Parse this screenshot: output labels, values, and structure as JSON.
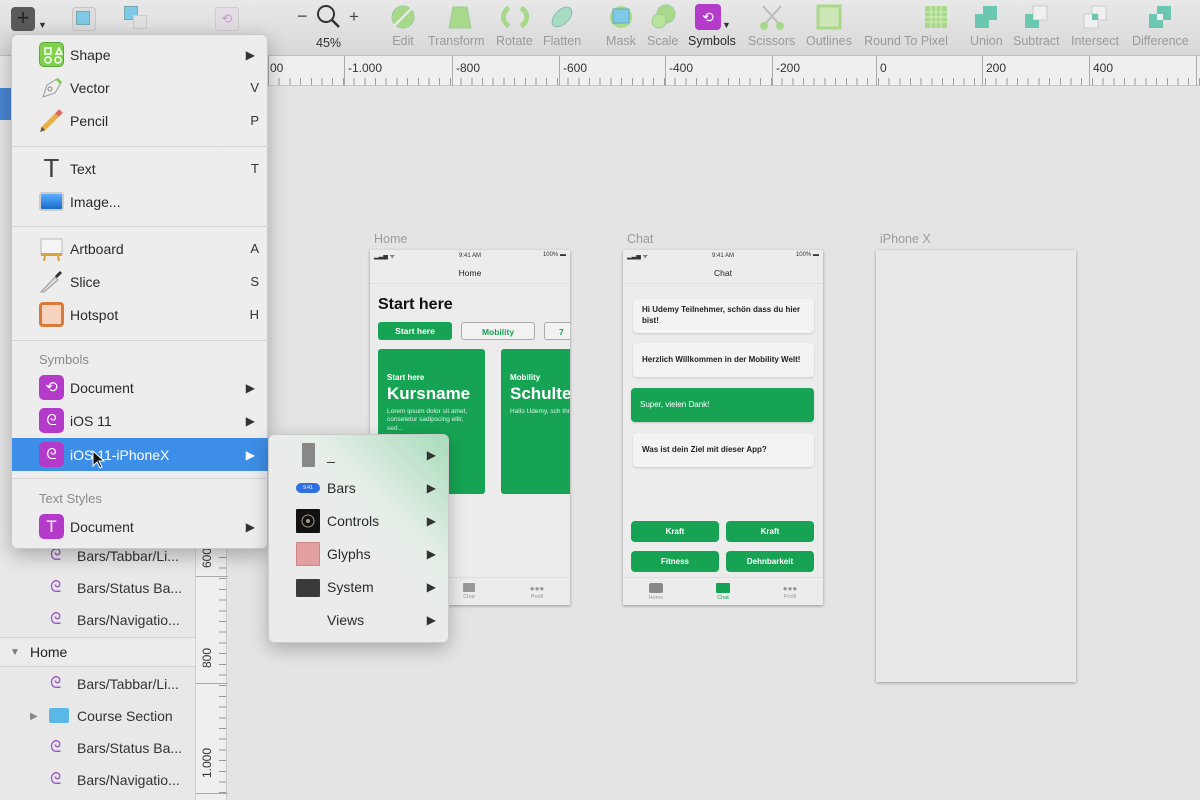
{
  "toolbar": {
    "zoom_level": "45%",
    "zoom_minus": "−",
    "zoom_plus": "+",
    "tools": [
      {
        "label": "Edit",
        "icon": "edit-icon"
      },
      {
        "label": "Transform",
        "icon": "transform-icon"
      },
      {
        "label": "Rotate",
        "icon": "rotate-icon"
      },
      {
        "label": "Flatten",
        "icon": "flatten-icon"
      },
      {
        "label": "Mask",
        "icon": "mask-icon"
      },
      {
        "label": "Scale",
        "icon": "scale-icon"
      },
      {
        "label": "Symbols",
        "icon": "symbols-icon"
      },
      {
        "label": "Scissors",
        "icon": "scissors-icon"
      },
      {
        "label": "Outlines",
        "icon": "outlines-icon"
      },
      {
        "label": "Round To Pixel",
        "icon": "round-to-pixel-icon"
      },
      {
        "label": "Union",
        "icon": "union-icon"
      },
      {
        "label": "Subtract",
        "icon": "subtract-icon"
      },
      {
        "label": "Intersect",
        "icon": "intersect-icon"
      },
      {
        "label": "Difference",
        "icon": "difference-icon"
      }
    ]
  },
  "ruler_h": [
    "00",
    "-1.000",
    "-800",
    "-600",
    "-400",
    "-200",
    "0",
    "200",
    "400"
  ],
  "ruler_v": [
    "600",
    "800",
    "1.000"
  ],
  "insert_menu": {
    "items": [
      {
        "label": "Shape",
        "shortcut": "",
        "submenu": true
      },
      {
        "label": "Vector",
        "shortcut": "V"
      },
      {
        "label": "Pencil",
        "shortcut": "P"
      },
      {
        "label": "Text",
        "shortcut": "T"
      },
      {
        "label": "Image...",
        "shortcut": ""
      },
      {
        "label": "Artboard",
        "shortcut": "A"
      },
      {
        "label": "Slice",
        "shortcut": "S"
      },
      {
        "label": "Hotspot",
        "shortcut": "H"
      }
    ],
    "symbols_header": "Symbols",
    "symbols": [
      {
        "label": "Document"
      },
      {
        "label": "iOS 11"
      },
      {
        "label": "iOS 11-iPhoneX",
        "highlighted": true
      }
    ],
    "text_styles_header": "Text Styles",
    "text_styles": [
      {
        "label": "Document"
      }
    ],
    "arrow": "▶"
  },
  "submenu": {
    "items": [
      {
        "label": "_"
      },
      {
        "label": "Bars",
        "badge": "9:41"
      },
      {
        "label": "Controls"
      },
      {
        "label": "Glyphs"
      },
      {
        "label": "System"
      },
      {
        "label": "Views"
      }
    ]
  },
  "layers": {
    "top": [
      {
        "label": "Bars/Tabbar/Li..."
      },
      {
        "label": "Bars/Status Ba..."
      },
      {
        "label": "Bars/Navigatio..."
      }
    ],
    "group": "Home",
    "home_children": [
      {
        "label": "Bars/Tabbar/Li...",
        "type": "symbol"
      },
      {
        "label": "Course Section",
        "type": "folder"
      },
      {
        "label": "Bars/Status Ba...",
        "type": "symbol"
      },
      {
        "label": "Bars/Navigatio...",
        "type": "symbol"
      }
    ]
  },
  "artboards": {
    "home": {
      "title": "Home",
      "time": "9:41 AM",
      "battery": "100%",
      "nav_title": "Home",
      "heading": "Start here",
      "chips": [
        "Start here",
        "Mobility",
        "7"
      ],
      "cards": [
        {
          "kicker": "Start here",
          "name": "Kursname",
          "desc": "Lorem ipsum dolor sit amet, consetetur sadipscing elitr, sed..."
        },
        {
          "kicker": "Mobility",
          "name": "Schulte",
          "desc": "Hallo Udemy, sch Ihr hier seid"
        }
      ],
      "tabs": [
        "Chat",
        "Profil"
      ]
    },
    "chat": {
      "title": "Chat",
      "time": "9:41 AM",
      "battery": "100%",
      "nav_title": "Chat",
      "messages": [
        {
          "text": "Hi Udemy Teilnehmer, schön dass du hier bist!",
          "mine": false
        },
        {
          "text": "Herzlich Willkommen in der Mobility Welt!",
          "mine": false
        },
        {
          "text": "Super, vielen Dank!",
          "mine": true
        },
        {
          "text": "Was ist dein Ziel mit dieser App?",
          "mine": false
        }
      ],
      "options": [
        "Kraft",
        "Kraft",
        "Fitness",
        "Dehnbarkeit"
      ],
      "tabs": [
        "Home",
        "Chat",
        "Profil"
      ]
    },
    "iphonex": {
      "title": "iPhone X"
    }
  },
  "colors": {
    "accent_green": "#16a454",
    "highlight_blue": "#3d8ee6",
    "symbol_purple": "#b43ac9"
  }
}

> Exercise details
Filter out all lines lacking the word "Udemy" and copy the rest.

> Written solution
          "desc": "Hallo Udemy, sch Ihr hier seid"
          "text": "Hi Udemy Teilnehmer, schön dass du hier bist!",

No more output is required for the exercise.